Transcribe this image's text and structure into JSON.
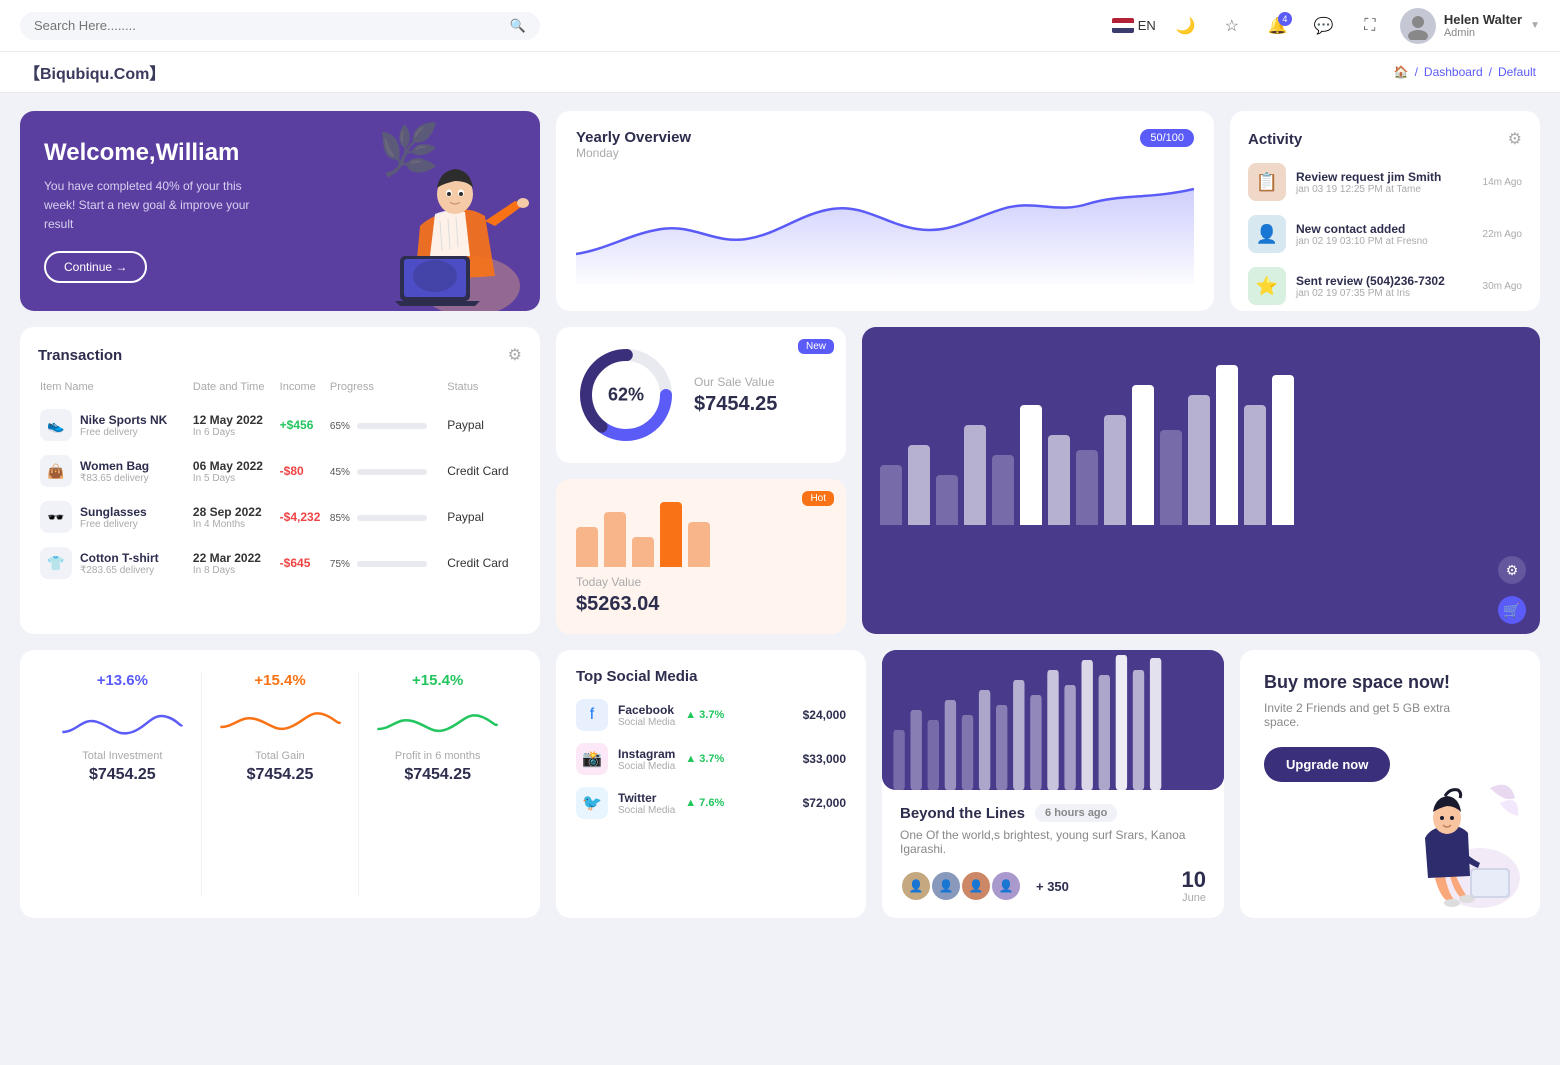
{
  "topnav": {
    "search_placeholder": "Search Here........",
    "lang": "EN",
    "user_name": "Helen Walter",
    "user_role": "Admin",
    "notification_count": "4"
  },
  "breadcrumb": {
    "brand": "【Biqubiqu.Com】",
    "home": "🏠",
    "separator": "/",
    "dashboard": "Dashboard",
    "current": "Default"
  },
  "welcome": {
    "title": "Welcome,William",
    "description": "You have completed 40% of your this week! Start a new goal & improve your result",
    "button": "Continue →"
  },
  "yearly_overview": {
    "title": "Yearly Overview",
    "subtitle": "Monday",
    "badge": "50/100"
  },
  "activity": {
    "title": "Activity",
    "items": [
      {
        "title": "Review request jim Smith",
        "subtitle": "jan 03 19 12:25 PM at Tame",
        "time": "14m Ago",
        "emoji": "📋"
      },
      {
        "title": "New contact added",
        "subtitle": "jan 02 19 03:10 PM at Fresno",
        "time": "22m Ago",
        "emoji": "👤"
      },
      {
        "title": "Sent review (504)236-7302",
        "subtitle": "jan 02 19 07:35 PM at Iris",
        "time": "30m Ago",
        "emoji": "⭐"
      }
    ]
  },
  "transaction": {
    "title": "Transaction",
    "columns": [
      "Item Name",
      "Date and Time",
      "Income",
      "Progress",
      "Status"
    ],
    "rows": [
      {
        "name": "Nike Sports NK",
        "sub": "Free delivery",
        "date": "12 May 2022",
        "date_sub": "In 6 Days",
        "income": "+$456",
        "income_type": "pos",
        "progress": 65,
        "status": "Paypal",
        "color": "#22c55e",
        "emoji": "👟"
      },
      {
        "name": "Women Bag",
        "sub": "₹83.65 delivery",
        "date": "06 May 2022",
        "date_sub": "In 5 Days",
        "income": "-$80",
        "income_type": "neg",
        "progress": 45,
        "status": "Credit Card",
        "color": "#f97316",
        "emoji": "👜"
      },
      {
        "name": "Sunglasses",
        "sub": "Free delivery",
        "date": "28 Sep 2022",
        "date_sub": "In 4 Months",
        "income": "-$4,232",
        "income_type": "neg",
        "progress": 85,
        "status": "Paypal",
        "color": "#ef4444",
        "emoji": "🕶️"
      },
      {
        "name": "Cotton T-shirt",
        "sub": "₹283.65 delivery",
        "date": "22 Mar 2022",
        "date_sub": "In 8 Days",
        "income": "-$645",
        "income_type": "neg",
        "progress": 75,
        "status": "Credit Card",
        "color": "#22c55e",
        "emoji": "👕"
      }
    ]
  },
  "sale_value": {
    "percentage": "62%",
    "label": "Our Sale Value",
    "value": "$7454.25",
    "badge": "New"
  },
  "today_value": {
    "label": "Today Value",
    "value": "$5263.04",
    "badge": "Hot"
  },
  "beyond": {
    "title": "Beyond the Lines",
    "time": "6 hours ago",
    "description": "One Of the world,s brightest, young surf Srars, Kanoa Igarashi.",
    "plus_count": "+ 350",
    "date": "10",
    "date_label": "June"
  },
  "metrics": [
    {
      "percentage": "+13.6%",
      "color": "purple",
      "label": "Total Investment",
      "value": "$7454.25"
    },
    {
      "percentage": "+15.4%",
      "color": "orange",
      "label": "Total Gain",
      "value": "$7454.25"
    },
    {
      "percentage": "+15.4%",
      "color": "green",
      "label": "Profit in 6 months",
      "value": "$7454.25"
    }
  ],
  "social_media": {
    "title": "Top Social Media",
    "items": [
      {
        "name": "Facebook",
        "sub": "Social Media",
        "growth": "3.7%",
        "amount": "$24,000",
        "icon": "fb"
      },
      {
        "name": "Instagram",
        "sub": "Social Media",
        "growth": "3.7%",
        "amount": "$33,000",
        "icon": "ig"
      },
      {
        "name": "Twitter",
        "sub": "Social Media",
        "growth": "7.6%",
        "amount": "$72,000",
        "icon": "tw"
      }
    ]
  },
  "buy_space": {
    "title": "Buy more space now!",
    "description": "Invite 2 Friends and get 5 GB extra space.",
    "button": "Upgrade now"
  }
}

= = =

- _To be done_: Every record above should be transcribed exactly; the pictures stay out of the copy.

- _Result of this task_:
Transcribe this image's text and structure into JSON.
{
  "topnav": {
    "search_placeholder": "Search Here........",
    "lang": "EN",
    "user_name": "Helen Walter",
    "user_role": "Admin",
    "notification_count": "4"
  },
  "breadcrumb": {
    "brand": "【Biqubiqu.Com】",
    "home": "🏠",
    "separator": "/",
    "dashboard": "Dashboard",
    "current": "Default"
  },
  "welcome": {
    "title": "Welcome,William",
    "description": "You have completed 40% of your this week! Start a new goal & improve your result",
    "button": "Continue →"
  },
  "yearly_overview": {
    "title": "Yearly Overview",
    "subtitle": "Monday",
    "badge": "50/100"
  },
  "activity": {
    "title": "Activity",
    "items": [
      {
        "title": "Review request jim Smith",
        "subtitle": "jan 03 19 12:25 PM at Tame",
        "time": "14m Ago",
        "emoji": "📋"
      },
      {
        "title": "New contact added",
        "subtitle": "jan 02 19 03:10 PM at Fresno",
        "time": "22m Ago",
        "emoji": "👤"
      },
      {
        "title": "Sent review (504)236-7302",
        "subtitle": "jan 02 19 07:35 PM at Iris",
        "time": "30m Ago",
        "emoji": "⭐"
      }
    ]
  },
  "transaction": {
    "title": "Transaction",
    "columns": [
      "Item Name",
      "Date and Time",
      "Income",
      "Progress",
      "Status"
    ],
    "rows": [
      {
        "name": "Nike Sports NK",
        "sub": "Free delivery",
        "date": "12 May 2022",
        "date_sub": "In 6 Days",
        "income": "+$456",
        "income_type": "pos",
        "progress": 65,
        "status": "Paypal",
        "color": "#22c55e",
        "emoji": "👟"
      },
      {
        "name": "Women Bag",
        "sub": "₹83.65 delivery",
        "date": "06 May 2022",
        "date_sub": "In 5 Days",
        "income": "-$80",
        "income_type": "neg",
        "progress": 45,
        "status": "Credit Card",
        "color": "#f97316",
        "emoji": "👜"
      },
      {
        "name": "Sunglasses",
        "sub": "Free delivery",
        "date": "28 Sep 2022",
        "date_sub": "In 4 Months",
        "income": "-$4,232",
        "income_type": "neg",
        "progress": 85,
        "status": "Paypal",
        "color": "#ef4444",
        "emoji": "🕶️"
      },
      {
        "name": "Cotton T-shirt",
        "sub": "₹283.65 delivery",
        "date": "22 Mar 2022",
        "date_sub": "In 8 Days",
        "income": "-$645",
        "income_type": "neg",
        "progress": 75,
        "status": "Credit Card",
        "color": "#22c55e",
        "emoji": "👕"
      }
    ]
  },
  "sale_value": {
    "percentage": "62%",
    "label": "Our Sale Value",
    "value": "$7454.25",
    "badge": "New"
  },
  "today_value": {
    "label": "Today Value",
    "value": "$5263.04",
    "badge": "Hot"
  },
  "beyond": {
    "title": "Beyond the Lines",
    "time": "6 hours ago",
    "description": "One Of the world,s brightest, young surf Srars, Kanoa Igarashi.",
    "plus_count": "+ 350",
    "date": "10",
    "date_label": "June"
  },
  "metrics": [
    {
      "percentage": "+13.6%",
      "color": "purple",
      "label": "Total Investment",
      "value": "$7454.25"
    },
    {
      "percentage": "+15.4%",
      "color": "orange",
      "label": "Total Gain",
      "value": "$7454.25"
    },
    {
      "percentage": "+15.4%",
      "color": "green",
      "label": "Profit in 6 months",
      "value": "$7454.25"
    }
  ],
  "social_media": {
    "title": "Top Social Media",
    "items": [
      {
        "name": "Facebook",
        "sub": "Social Media",
        "growth": "3.7%",
        "amount": "$24,000",
        "icon": "fb"
      },
      {
        "name": "Instagram",
        "sub": "Social Media",
        "growth": "3.7%",
        "amount": "$33,000",
        "icon": "ig"
      },
      {
        "name": "Twitter",
        "sub": "Social Media",
        "growth": "7.6%",
        "amount": "$72,000",
        "icon": "tw"
      }
    ]
  },
  "buy_space": {
    "title": "Buy more space now!",
    "description": "Invite 2 Friends and get 5 GB extra space.",
    "button": "Upgrade now"
  }
}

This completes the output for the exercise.